-- BEGIN Quoted text --
After doing plenty of research and asking some electrical engineers who use them, I've found some points that were helpful in deciding.

Benchtop desoldering or rework stations tend to have the most accurate temperature controls, best thermal recovery, and extra features like programmable timing and hot-air, etc.

For example, if you plan to remove surface mount IC's on a regular basis, a hot-air rework unit may be ideal. They have nozzles for just about every IC package, and the higher end units can be programmed to pre-heat for a specific number of seconds, then heat for a number of seconds, and some have a vacuum nozzle to pick up the now-free part. (For example, see the Hakko FR-803B, a $1300 unit.) You have to weigh the cost heavily with the amount of desoldering or repair work you expect to do. For the occasional removal of parts, on a hobby level, this is likely overkill.

If you're just looking for a step up (or two) from the soldering iron and vacuum pump or solder braid, self-contained desoldering guns like the Hakko 808 can be found for about $200. While it has less fine control over temperature than a bench unit, it does have several benefits: self-contained vacuum pump, replaceable filters, and highly portable. Unless you have specific requirements for performing repair work, it will probably handle any through-hole work.

There are many online videos and tutorials about surface-mount desoldering. It is more tricky than through-hole for a variety of reasons. If you have to desolder SMT, you will want to check some of them out first. Some irons have tips specifically designed for multi-pin SMD packages, there are also hot tweezers and of course the aforementioned hot-air rework systems.

To recap, here are some solutions for desoldering through-hole and their relative price ranges:

Desoldering Pump

The old desoldering pump, for about $15-20. Works "ok" but requires both hands and sometimes creative angles.

Desoldering Iron and Bulb

$12 at Radio Shack, requires one-and-a-half hands. I've not used one, so I'm not sure if it would be more or less convenient than a separate iron and pump.
-- END Quoted text --
-- BEGIN Stored rows --
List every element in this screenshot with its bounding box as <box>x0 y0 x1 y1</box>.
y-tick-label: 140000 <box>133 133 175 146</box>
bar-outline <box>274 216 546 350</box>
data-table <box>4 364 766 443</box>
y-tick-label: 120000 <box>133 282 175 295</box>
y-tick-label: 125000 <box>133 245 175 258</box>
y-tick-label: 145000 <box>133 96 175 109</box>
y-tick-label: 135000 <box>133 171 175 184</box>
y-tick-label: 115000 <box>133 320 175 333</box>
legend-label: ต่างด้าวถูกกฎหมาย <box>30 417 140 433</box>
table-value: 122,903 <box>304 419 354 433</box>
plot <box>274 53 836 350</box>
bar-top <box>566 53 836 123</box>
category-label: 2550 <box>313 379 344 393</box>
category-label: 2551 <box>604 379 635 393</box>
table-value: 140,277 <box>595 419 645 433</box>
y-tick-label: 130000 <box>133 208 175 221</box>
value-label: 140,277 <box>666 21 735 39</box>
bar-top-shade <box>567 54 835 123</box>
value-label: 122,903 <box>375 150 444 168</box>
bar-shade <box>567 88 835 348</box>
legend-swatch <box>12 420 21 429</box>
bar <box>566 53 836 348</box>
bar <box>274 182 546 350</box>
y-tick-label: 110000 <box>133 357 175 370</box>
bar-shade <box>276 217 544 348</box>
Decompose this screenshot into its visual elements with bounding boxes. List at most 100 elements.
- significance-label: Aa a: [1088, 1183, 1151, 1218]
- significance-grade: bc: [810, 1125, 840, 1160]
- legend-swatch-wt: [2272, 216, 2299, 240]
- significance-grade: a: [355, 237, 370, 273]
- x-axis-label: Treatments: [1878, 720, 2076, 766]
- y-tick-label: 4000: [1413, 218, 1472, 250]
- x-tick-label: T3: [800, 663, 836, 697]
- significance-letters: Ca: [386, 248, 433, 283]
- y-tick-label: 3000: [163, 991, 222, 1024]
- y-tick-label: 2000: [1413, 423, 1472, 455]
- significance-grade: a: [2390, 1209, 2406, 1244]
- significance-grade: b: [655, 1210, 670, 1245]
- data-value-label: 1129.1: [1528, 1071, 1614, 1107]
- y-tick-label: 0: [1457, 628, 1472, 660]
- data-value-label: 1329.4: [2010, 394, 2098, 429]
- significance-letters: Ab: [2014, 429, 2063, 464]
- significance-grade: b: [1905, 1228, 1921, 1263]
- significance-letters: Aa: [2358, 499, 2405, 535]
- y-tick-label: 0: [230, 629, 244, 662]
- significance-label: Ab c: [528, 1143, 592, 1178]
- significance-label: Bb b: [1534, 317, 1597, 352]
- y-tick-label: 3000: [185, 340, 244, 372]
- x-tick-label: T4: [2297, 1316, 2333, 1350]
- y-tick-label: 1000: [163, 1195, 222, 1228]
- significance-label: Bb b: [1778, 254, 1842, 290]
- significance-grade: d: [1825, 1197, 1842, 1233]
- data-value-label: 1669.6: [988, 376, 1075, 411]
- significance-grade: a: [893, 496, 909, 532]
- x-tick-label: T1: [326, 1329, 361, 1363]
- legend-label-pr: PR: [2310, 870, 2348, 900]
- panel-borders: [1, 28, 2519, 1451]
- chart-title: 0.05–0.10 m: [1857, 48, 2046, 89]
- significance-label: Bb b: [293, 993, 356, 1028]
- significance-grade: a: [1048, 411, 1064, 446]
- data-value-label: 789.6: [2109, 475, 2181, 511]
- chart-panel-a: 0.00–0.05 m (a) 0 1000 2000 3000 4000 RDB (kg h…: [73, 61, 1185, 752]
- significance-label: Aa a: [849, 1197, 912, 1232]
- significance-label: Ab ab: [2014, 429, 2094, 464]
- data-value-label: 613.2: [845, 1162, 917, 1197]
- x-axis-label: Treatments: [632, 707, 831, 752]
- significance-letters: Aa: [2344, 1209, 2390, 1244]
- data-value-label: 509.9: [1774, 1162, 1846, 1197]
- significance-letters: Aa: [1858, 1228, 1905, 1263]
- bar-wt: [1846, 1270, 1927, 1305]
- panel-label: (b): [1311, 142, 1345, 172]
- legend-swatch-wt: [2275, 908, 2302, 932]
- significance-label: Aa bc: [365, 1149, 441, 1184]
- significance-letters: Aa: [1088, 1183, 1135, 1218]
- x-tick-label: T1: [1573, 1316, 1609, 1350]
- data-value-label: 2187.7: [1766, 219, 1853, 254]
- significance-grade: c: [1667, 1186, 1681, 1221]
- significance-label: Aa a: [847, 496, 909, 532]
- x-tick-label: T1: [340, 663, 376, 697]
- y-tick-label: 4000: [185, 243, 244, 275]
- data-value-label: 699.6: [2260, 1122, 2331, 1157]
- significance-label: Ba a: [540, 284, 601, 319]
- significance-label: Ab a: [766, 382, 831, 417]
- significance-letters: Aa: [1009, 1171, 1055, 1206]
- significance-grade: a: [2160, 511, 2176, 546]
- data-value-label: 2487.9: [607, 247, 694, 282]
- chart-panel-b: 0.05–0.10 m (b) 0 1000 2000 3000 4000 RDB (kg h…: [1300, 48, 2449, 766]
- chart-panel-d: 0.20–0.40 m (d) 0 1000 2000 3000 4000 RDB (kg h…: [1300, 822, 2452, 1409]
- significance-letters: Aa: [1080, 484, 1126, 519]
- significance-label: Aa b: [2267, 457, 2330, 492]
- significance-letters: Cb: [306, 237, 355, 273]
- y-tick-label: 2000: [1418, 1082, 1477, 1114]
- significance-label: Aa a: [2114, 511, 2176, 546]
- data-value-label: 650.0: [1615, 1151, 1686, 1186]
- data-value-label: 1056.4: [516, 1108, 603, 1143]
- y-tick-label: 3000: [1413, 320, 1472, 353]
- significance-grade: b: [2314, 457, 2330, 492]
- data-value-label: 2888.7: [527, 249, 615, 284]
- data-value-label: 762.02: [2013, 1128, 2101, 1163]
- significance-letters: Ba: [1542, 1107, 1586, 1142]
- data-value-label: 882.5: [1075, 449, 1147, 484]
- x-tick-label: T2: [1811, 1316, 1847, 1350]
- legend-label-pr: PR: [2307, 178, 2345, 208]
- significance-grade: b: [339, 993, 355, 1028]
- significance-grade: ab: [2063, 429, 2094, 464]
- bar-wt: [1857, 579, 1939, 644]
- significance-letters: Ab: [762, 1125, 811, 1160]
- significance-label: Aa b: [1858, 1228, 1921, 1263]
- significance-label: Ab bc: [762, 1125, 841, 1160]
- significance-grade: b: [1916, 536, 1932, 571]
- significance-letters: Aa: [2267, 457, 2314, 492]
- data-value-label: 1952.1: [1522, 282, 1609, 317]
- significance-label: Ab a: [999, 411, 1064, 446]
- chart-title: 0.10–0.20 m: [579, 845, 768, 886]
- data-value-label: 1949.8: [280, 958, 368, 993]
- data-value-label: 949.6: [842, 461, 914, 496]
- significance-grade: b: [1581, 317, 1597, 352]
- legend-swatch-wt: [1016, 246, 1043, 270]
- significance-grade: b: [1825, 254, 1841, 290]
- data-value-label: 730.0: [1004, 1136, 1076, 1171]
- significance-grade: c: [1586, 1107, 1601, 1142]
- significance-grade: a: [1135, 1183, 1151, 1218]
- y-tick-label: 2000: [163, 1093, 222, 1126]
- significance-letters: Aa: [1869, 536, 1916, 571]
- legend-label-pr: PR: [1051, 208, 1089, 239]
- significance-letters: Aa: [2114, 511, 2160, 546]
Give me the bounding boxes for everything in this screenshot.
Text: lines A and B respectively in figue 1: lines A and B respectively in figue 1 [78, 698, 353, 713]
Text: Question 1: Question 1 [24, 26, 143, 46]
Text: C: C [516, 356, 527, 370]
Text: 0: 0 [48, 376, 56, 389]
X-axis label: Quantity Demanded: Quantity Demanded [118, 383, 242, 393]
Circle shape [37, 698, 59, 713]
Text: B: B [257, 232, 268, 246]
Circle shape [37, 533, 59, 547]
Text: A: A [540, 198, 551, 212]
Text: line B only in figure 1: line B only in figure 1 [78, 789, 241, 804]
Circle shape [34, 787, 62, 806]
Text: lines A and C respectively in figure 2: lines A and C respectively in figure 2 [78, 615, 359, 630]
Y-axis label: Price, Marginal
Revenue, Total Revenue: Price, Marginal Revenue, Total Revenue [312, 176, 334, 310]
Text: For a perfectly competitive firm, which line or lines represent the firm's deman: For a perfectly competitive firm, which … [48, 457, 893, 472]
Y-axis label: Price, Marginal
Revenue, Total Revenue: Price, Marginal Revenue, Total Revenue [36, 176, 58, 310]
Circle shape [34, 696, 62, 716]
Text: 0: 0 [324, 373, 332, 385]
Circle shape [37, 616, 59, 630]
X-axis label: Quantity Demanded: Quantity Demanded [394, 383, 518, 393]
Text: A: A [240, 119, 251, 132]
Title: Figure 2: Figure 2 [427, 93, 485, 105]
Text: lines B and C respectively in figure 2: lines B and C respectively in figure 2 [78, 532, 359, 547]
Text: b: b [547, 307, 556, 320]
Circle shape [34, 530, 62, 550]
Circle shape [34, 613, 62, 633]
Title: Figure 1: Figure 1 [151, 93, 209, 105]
-- END Stored rows --
Goal =>
Repeat the part of the desoldering text that opens with the words containing "After doing plenty" and closes with "and hot-air, etc.". The lines aren't needed for this.

Written response =>
After doing plenty of research and asking some electrical engineers who use them, I've found some points that were helpful in deciding.

Benchtop desoldering or rework stations tend to have the most accurate temperature controls, best thermal recovery, and extra features like programmable timing and hot-air, etc.